# The exercise:
Please retype the records below exactly, leaving out any pictures.

Stored data:
--- START ---

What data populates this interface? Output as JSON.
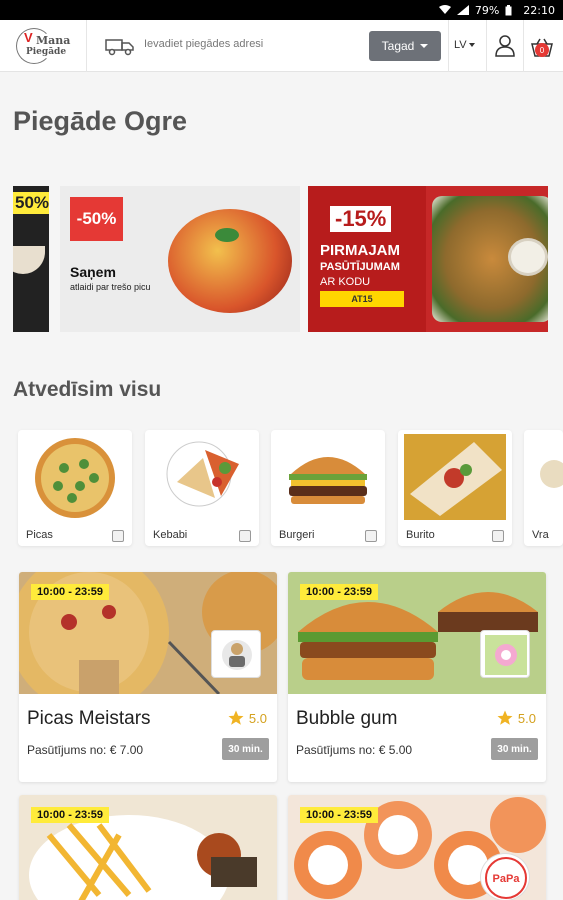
{
  "status_bar": {
    "battery": "79%",
    "time": "22:10"
  },
  "header": {
    "logo_line1": "Mana",
    "logo_line2": "Piegāde",
    "address_placeholder": "Ievadiet piegādes adresi",
    "time_selector": "Tagad",
    "language": "LV",
    "cart_count": "0"
  },
  "page_title": "Piegāde Ogre",
  "banners": [
    {
      "discount": "50%"
    },
    {
      "discount": "-50%",
      "title": "Saņem",
      "subtitle": "atlaidi par trešo picu"
    },
    {
      "discount": "-15%",
      "line1": "PIRMAJAM",
      "line2": "PASŪTĪJUMAM",
      "line3": "AR KODU",
      "code": "AT15"
    }
  ],
  "section_title": "Atvedīsim visu",
  "categories": [
    {
      "name": "Picas"
    },
    {
      "name": "Kebabi"
    },
    {
      "name": "Burgeri"
    },
    {
      "name": "Burito"
    },
    {
      "name": "Vra"
    }
  ],
  "restaurants": [
    {
      "hours": "10:00 - 23:59",
      "name": "Picas Meistars",
      "rating": "5.0",
      "min_order": "Pasūtījums no: € 7.00",
      "delivery_time": "30 min."
    },
    {
      "hours": "10:00 - 23:59",
      "name": "Bubble gum",
      "rating": "5.0",
      "min_order": "Pasūtījums no: € 5.00",
      "delivery_time": "30 min."
    },
    {
      "hours": "10:00 - 23:59"
    },
    {
      "hours": "10:00 - 23:59",
      "logo_text": "PaPa"
    }
  ],
  "colors": {
    "accent_red": "#e53935",
    "badge_yellow": "#ffeb3b",
    "button_gray": "#6d7178",
    "star": "#f0b323"
  }
}
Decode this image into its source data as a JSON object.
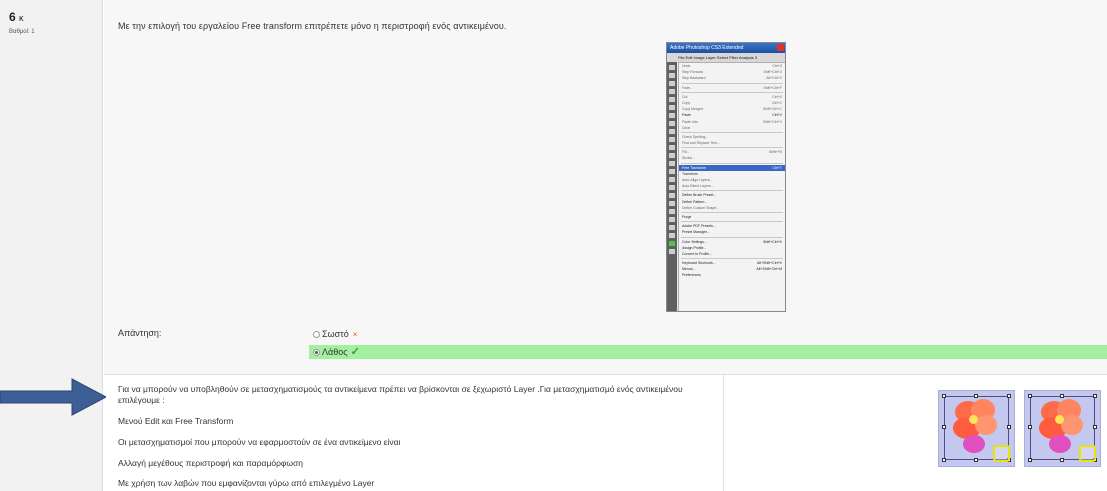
{
  "question": {
    "number": "6",
    "number_suffix": "κ",
    "grade": "Βαθμοί: 1",
    "text": "Με την επιλογή του εργαλείου Free transform επιτρέπετε μόνο η περιστροφή ενός αντικειμένου."
  },
  "screenshot": {
    "window_title": "Adobe Photoshop CS3 Extended",
    "menubar": "File  Edit  Image  Layer  Select  Filter  Analysis  3",
    "menu_items": [
      {
        "label": "Undo",
        "shortcut": "Ctrl+Z"
      },
      {
        "label": "Step Forward",
        "shortcut": "Shift+Ctrl+Z"
      },
      {
        "label": "Step Backward",
        "shortcut": "Alt+Ctrl+Z"
      },
      {
        "sep": true
      },
      {
        "label": "Fade...",
        "shortcut": "Shift+Ctrl+F"
      },
      {
        "sep": true
      },
      {
        "label": "Cut",
        "shortcut": "Ctrl+X"
      },
      {
        "label": "Copy",
        "shortcut": "Ctrl+C"
      },
      {
        "label": "Copy Merged",
        "shortcut": "Shift+Ctrl+C"
      },
      {
        "label": "Paste",
        "shortcut": "Ctrl+V",
        "dark": true
      },
      {
        "label": "Paste Into",
        "shortcut": "Shift+Ctrl+V"
      },
      {
        "label": "Clear",
        "shortcut": ""
      },
      {
        "sep": true
      },
      {
        "label": "Check Spelling...",
        "shortcut": ""
      },
      {
        "label": "Find and Replace Text...",
        "shortcut": ""
      },
      {
        "sep": true
      },
      {
        "label": "Fill...",
        "shortcut": "Shift+F5"
      },
      {
        "label": "Stroke...",
        "shortcut": ""
      },
      {
        "sep": true
      },
      {
        "label": "Free Transform",
        "shortcut": "Ctrl+T",
        "highlight": true
      },
      {
        "label": "Transform",
        "shortcut": "",
        "dark": true
      },
      {
        "label": "Auto-Align Layers...",
        "shortcut": ""
      },
      {
        "label": "Auto-Blend Layers...",
        "shortcut": ""
      },
      {
        "sep": true
      },
      {
        "label": "Define Brush Preset...",
        "shortcut": "",
        "dark": true
      },
      {
        "label": "Define Pattern...",
        "shortcut": "",
        "dark": true
      },
      {
        "label": "Define Custom Shape...",
        "shortcut": ""
      },
      {
        "sep": true
      },
      {
        "label": "Purge",
        "shortcut": "",
        "dark": true
      },
      {
        "sep": true
      },
      {
        "label": "Adobe PDF Presets...",
        "shortcut": "",
        "dark": true
      },
      {
        "label": "Preset Manager...",
        "shortcut": "",
        "dark": true
      },
      {
        "sep": true
      },
      {
        "label": "Color Settings...",
        "shortcut": "Shift+Ctrl+K",
        "dark": true
      },
      {
        "label": "Assign Profile...",
        "shortcut": "",
        "dark": true
      },
      {
        "label": "Convert to Profile...",
        "shortcut": "",
        "dark": true
      },
      {
        "sep": true
      },
      {
        "label": "Keyboard Shortcuts...",
        "shortcut": "Alt+Shift+Ctrl+K",
        "dark": true
      },
      {
        "label": "Menus...",
        "shortcut": "Alt+Shift+Ctrl+M",
        "dark": true
      },
      {
        "label": "Preferences",
        "shortcut": "",
        "dark": true
      }
    ]
  },
  "answer": {
    "label": "Απάντηση:",
    "option_true": "Σωστό",
    "option_false": "Λάθος",
    "wrong_mark": "×",
    "correct_mark": "✓"
  },
  "feedback": {
    "intro": "Για να μπορούν να υποβληθούν σε μετασχηματισμούς τα αντικείμενα πρέπει να βρίσκονται σε ξεχωριστό Layer .Για μετασχηματισμό ενός αντικειμένου επιλέγουμε :",
    "line1": "Μενού Edit και Free Transform",
    "line2": "Οι μετασχηματισμοί που μπορούν να εφαρμοστούν σε ένα αντικείμενο είναι",
    "line3": "Αλλαγή μεγέθους περιστροφή και παραμόρφωση",
    "line4": "Με χρήση των λαβών που εμφανίζονται γύρω από επιλεγμένο Layer"
  },
  "colors": {
    "correct_bg": "#a3f0a0",
    "arrow": "#3e5f96",
    "highlight_box": "#e7e600"
  }
}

--- END ---

# Response for this exercise:
What data populates this interface? Output as JSON.
{
  "status_bar": {
    "battery": "79%",
    "time": "22:10"
  },
  "header": {
    "logo_line1": "Mana",
    "logo_line2": "Piegāde",
    "address_placeholder": "Ievadiet piegādes adresi",
    "time_selector": "Tagad",
    "language": "LV",
    "cart_count": "0"
  },
  "page_title": "Piegāde Ogre",
  "banners": [
    {
      "discount": "50%"
    },
    {
      "discount": "-50%",
      "title": "Saņem",
      "subtitle": "atlaidi par trešo picu"
    },
    {
      "discount": "-15%",
      "line1": "PIRMAJAM",
      "line2": "PASŪTĪJUMAM",
      "line3": "AR KODU",
      "code": "AT15"
    }
  ],
  "section_title": "Atvedīsim visu",
  "categories": [
    {
      "name": "Picas"
    },
    {
      "name": "Kebabi"
    },
    {
      "name": "Burgeri"
    },
    {
      "name": "Burito"
    },
    {
      "name": "Vra"
    }
  ],
  "restaurants": [
    {
      "hours": "10:00 - 23:59",
      "name": "Picas Meistars",
      "rating": "5.0",
      "min_order": "Pasūtījums no: € 7.00",
      "delivery_time": "30 min."
    },
    {
      "hours": "10:00 - 23:59",
      "name": "Bubble gum",
      "rating": "5.0",
      "min_order": "Pasūtījums no: € 5.00",
      "delivery_time": "30 min."
    },
    {
      "hours": "10:00 - 23:59"
    },
    {
      "hours": "10:00 - 23:59",
      "logo_text": "PaPa"
    }
  ],
  "colors": {
    "accent_red": "#e53935",
    "badge_yellow": "#ffeb3b",
    "button_gray": "#6d7178",
    "star": "#f0b323"
  }
}
Decode this image into its source data as a JSON object.
{
  "question": {
    "number": "6",
    "number_suffix": "κ",
    "grade": "Βαθμοί: 1",
    "text": "Με την επιλογή του εργαλείου Free transform επιτρέπετε μόνο η περιστροφή ενός αντικειμένου."
  },
  "screenshot": {
    "window_title": "Adobe Photoshop CS3 Extended",
    "menubar": "File  Edit  Image  Layer  Select  Filter  Analysis  3",
    "menu_items": [
      {
        "label": "Undo",
        "shortcut": "Ctrl+Z"
      },
      {
        "label": "Step Forward",
        "shortcut": "Shift+Ctrl+Z"
      },
      {
        "label": "Step Backward",
        "shortcut": "Alt+Ctrl+Z"
      },
      {
        "sep": true
      },
      {
        "label": "Fade...",
        "shortcut": "Shift+Ctrl+F"
      },
      {
        "sep": true
      },
      {
        "label": "Cut",
        "shortcut": "Ctrl+X"
      },
      {
        "label": "Copy",
        "shortcut": "Ctrl+C"
      },
      {
        "label": "Copy Merged",
        "shortcut": "Shift+Ctrl+C"
      },
      {
        "label": "Paste",
        "shortcut": "Ctrl+V",
        "dark": true
      },
      {
        "label": "Paste Into",
        "shortcut": "Shift+Ctrl+V"
      },
      {
        "label": "Clear",
        "shortcut": ""
      },
      {
        "sep": true
      },
      {
        "label": "Check Spelling...",
        "shortcut": ""
      },
      {
        "label": "Find and Replace Text...",
        "shortcut": ""
      },
      {
        "sep": true
      },
      {
        "label": "Fill...",
        "shortcut": "Shift+F5"
      },
      {
        "label": "Stroke...",
        "shortcut": ""
      },
      {
        "sep": true
      },
      {
        "label": "Free Transform",
        "shortcut": "Ctrl+T",
        "highlight": true
      },
      {
        "label": "Transform",
        "shortcut": "",
        "dark": true
      },
      {
        "label": "Auto-Align Layers...",
        "shortcut": ""
      },
      {
        "label": "Auto-Blend Layers...",
        "shortcut": ""
      },
      {
        "sep": true
      },
      {
        "label": "Define Brush Preset...",
        "shortcut": "",
        "dark": true
      },
      {
        "label": "Define Pattern...",
        "shortcut": "",
        "dark": true
      },
      {
        "label": "Define Custom Shape...",
        "shortcut": ""
      },
      {
        "sep": true
      },
      {
        "label": "Purge",
        "shortcut": "",
        "dark": true
      },
      {
        "sep": true
      },
      {
        "label": "Adobe PDF Presets...",
        "shortcut": "",
        "dark": true
      },
      {
        "label": "Preset Manager...",
        "shortcut": "",
        "dark": true
      },
      {
        "sep": true
      },
      {
        "label": "Color Settings...",
        "shortcut": "Shift+Ctrl+K",
        "dark": true
      },
      {
        "label": "Assign Profile...",
        "shortcut": "",
        "dark": true
      },
      {
        "label": "Convert to Profile...",
        "shortcut": "",
        "dark": true
      },
      {
        "sep": true
      },
      {
        "label": "Keyboard Shortcuts...",
        "shortcut": "Alt+Shift+Ctrl+K",
        "dark": true
      },
      {
        "label": "Menus...",
        "shortcut": "Alt+Shift+Ctrl+M",
        "dark": true
      },
      {
        "label": "Preferences",
        "shortcut": "",
        "dark": true
      }
    ]
  },
  "answer": {
    "label": "Απάντηση:",
    "option_true": "Σωστό",
    "option_false": "Λάθος",
    "wrong_mark": "×",
    "correct_mark": "✓"
  },
  "feedback": {
    "intro": "Για να μπορούν να υποβληθούν σε μετασχηματισμούς τα αντικείμενα πρέπει να βρίσκονται σε ξεχωριστό Layer .Για μετασχηματισμό ενός αντικειμένου επιλέγουμε :",
    "line1": "Μενού Edit και Free Transform",
    "line2": "Οι μετασχηματισμοί που μπορούν να εφαρμοστούν σε ένα αντικείμενο είναι",
    "line3": "Αλλαγή μεγέθους περιστροφή και παραμόρφωση",
    "line4": "Με χρήση των λαβών που εμφανίζονται γύρω από επιλεγμένο Layer"
  },
  "colors": {
    "correct_bg": "#a3f0a0",
    "arrow": "#3e5f96",
    "highlight_box": "#e7e600"
  }
}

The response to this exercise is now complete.